• **WHAT YOU SHOULD DO**:
Reading down the listing below, count the lines where the word "level" shows up, then give only that count.
* Begin *
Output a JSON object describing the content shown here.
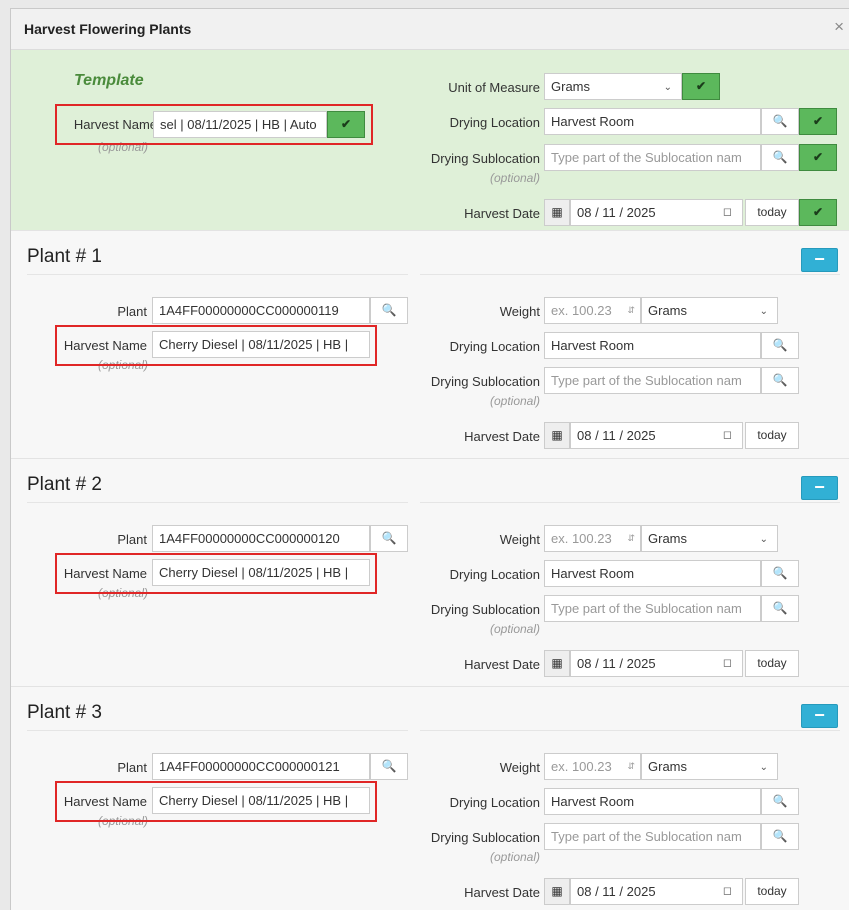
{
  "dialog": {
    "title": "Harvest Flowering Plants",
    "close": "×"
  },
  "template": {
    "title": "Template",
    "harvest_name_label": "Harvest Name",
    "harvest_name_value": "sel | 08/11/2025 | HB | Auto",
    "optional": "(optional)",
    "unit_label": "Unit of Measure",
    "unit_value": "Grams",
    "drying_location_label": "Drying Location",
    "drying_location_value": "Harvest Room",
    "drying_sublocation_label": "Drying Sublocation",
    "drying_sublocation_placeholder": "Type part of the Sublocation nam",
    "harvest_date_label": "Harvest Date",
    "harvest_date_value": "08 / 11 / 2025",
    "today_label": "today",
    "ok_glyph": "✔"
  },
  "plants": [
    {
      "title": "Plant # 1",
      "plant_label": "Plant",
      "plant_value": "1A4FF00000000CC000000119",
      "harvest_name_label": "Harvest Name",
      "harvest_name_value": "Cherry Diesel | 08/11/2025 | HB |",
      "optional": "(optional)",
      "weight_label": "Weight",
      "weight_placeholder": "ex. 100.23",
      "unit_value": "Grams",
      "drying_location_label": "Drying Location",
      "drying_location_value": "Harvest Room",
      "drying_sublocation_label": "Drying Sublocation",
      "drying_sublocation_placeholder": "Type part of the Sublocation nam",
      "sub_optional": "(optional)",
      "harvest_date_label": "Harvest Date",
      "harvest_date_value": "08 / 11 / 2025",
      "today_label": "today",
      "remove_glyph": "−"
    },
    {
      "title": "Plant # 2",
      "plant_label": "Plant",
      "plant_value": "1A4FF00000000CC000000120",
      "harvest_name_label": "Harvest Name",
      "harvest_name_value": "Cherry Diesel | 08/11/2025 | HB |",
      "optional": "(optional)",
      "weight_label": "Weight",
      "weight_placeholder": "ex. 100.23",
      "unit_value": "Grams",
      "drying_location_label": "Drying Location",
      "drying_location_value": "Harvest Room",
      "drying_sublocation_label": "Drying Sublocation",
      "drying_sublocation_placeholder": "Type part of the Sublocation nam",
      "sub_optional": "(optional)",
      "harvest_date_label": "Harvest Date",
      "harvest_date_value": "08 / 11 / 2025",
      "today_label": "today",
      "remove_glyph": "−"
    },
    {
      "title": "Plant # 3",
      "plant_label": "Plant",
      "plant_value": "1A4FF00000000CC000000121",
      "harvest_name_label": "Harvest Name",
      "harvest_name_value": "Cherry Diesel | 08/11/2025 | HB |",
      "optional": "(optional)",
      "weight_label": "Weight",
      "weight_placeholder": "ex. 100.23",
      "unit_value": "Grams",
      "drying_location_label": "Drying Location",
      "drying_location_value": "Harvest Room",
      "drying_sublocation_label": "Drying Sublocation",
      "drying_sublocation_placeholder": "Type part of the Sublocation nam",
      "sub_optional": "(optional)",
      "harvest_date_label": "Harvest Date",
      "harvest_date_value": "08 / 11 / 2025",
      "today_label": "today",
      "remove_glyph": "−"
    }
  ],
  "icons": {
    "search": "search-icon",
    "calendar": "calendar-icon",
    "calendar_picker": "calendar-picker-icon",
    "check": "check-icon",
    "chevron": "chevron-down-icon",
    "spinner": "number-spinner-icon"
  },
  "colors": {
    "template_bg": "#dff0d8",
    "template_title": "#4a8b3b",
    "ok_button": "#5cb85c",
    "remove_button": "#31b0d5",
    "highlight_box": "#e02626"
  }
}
* End *
* Begin *
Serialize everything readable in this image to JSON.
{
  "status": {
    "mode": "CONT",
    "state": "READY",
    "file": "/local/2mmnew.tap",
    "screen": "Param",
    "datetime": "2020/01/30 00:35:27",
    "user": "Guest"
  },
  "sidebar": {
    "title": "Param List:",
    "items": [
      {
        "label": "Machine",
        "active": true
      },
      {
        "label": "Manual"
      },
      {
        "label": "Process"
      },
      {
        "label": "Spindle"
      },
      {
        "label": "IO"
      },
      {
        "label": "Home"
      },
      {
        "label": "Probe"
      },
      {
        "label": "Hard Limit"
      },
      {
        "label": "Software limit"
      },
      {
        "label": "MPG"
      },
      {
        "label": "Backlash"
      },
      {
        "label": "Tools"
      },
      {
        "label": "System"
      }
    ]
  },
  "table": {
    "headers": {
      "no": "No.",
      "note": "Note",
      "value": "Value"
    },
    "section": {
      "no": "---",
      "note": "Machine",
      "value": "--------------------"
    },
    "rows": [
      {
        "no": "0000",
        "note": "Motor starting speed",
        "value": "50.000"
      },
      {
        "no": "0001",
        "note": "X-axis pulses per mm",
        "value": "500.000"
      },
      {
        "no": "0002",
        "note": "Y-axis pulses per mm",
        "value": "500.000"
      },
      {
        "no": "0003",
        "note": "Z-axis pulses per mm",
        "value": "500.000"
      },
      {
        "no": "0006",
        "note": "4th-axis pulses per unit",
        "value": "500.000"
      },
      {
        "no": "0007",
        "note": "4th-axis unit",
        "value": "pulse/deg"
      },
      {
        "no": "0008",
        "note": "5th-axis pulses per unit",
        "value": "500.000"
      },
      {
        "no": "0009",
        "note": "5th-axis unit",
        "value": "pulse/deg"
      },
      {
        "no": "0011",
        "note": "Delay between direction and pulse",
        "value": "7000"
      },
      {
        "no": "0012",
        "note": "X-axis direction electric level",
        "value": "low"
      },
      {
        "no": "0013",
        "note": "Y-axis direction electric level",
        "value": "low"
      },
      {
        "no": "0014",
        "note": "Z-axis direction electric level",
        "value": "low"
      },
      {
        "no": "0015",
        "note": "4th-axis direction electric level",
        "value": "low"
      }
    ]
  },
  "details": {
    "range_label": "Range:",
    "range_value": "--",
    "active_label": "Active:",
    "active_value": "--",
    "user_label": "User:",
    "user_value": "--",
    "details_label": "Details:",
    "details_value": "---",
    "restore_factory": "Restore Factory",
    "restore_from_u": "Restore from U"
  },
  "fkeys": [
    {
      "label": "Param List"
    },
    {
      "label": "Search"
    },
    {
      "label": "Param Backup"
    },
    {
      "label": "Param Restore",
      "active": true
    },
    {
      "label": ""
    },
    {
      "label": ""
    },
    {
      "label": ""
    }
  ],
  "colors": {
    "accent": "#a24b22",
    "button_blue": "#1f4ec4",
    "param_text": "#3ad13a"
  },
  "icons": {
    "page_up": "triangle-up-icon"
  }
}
* End *
• **COMPLETED TASK**:
4